──────── LISTED RECORDS

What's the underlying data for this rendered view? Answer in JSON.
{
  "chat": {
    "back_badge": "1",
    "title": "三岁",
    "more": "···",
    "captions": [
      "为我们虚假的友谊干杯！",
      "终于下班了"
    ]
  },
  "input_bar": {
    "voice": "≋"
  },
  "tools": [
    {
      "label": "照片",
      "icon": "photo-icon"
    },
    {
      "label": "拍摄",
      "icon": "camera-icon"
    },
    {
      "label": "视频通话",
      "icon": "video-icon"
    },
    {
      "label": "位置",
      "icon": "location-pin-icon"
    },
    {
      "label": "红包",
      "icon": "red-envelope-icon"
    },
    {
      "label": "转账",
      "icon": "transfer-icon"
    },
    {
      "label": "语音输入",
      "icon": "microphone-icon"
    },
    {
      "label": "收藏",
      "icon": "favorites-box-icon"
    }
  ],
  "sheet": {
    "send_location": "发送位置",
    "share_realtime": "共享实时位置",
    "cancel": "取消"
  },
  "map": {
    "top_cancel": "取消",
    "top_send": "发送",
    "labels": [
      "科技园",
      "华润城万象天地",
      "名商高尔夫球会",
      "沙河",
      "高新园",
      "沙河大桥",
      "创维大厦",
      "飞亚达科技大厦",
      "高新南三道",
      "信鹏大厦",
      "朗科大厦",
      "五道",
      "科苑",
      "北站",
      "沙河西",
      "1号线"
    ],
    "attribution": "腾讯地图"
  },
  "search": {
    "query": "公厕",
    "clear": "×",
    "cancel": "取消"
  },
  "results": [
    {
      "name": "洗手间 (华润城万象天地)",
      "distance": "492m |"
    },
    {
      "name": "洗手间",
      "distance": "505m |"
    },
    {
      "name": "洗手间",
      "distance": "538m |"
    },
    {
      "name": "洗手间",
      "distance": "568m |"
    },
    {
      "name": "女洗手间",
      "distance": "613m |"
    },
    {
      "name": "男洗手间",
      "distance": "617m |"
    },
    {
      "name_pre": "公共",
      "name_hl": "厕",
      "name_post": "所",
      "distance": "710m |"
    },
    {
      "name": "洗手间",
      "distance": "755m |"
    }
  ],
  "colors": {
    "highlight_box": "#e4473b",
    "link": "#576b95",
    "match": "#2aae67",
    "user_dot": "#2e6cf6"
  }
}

────────────────

◆ PROBLEM ◆
Read the data above. Pull out each line in which the string "icon" appears.

◆ PROBLEM SOLUTION ◆
      "icon": "photo-icon"
      "icon": "camera-icon"
      "icon": "video-icon"
      "icon": "location-pin-icon"
      "icon": "red-envelope-icon"
      "icon": "transfer-icon"
      "icon": "microphone-icon"
      "icon": "favorites-box-icon"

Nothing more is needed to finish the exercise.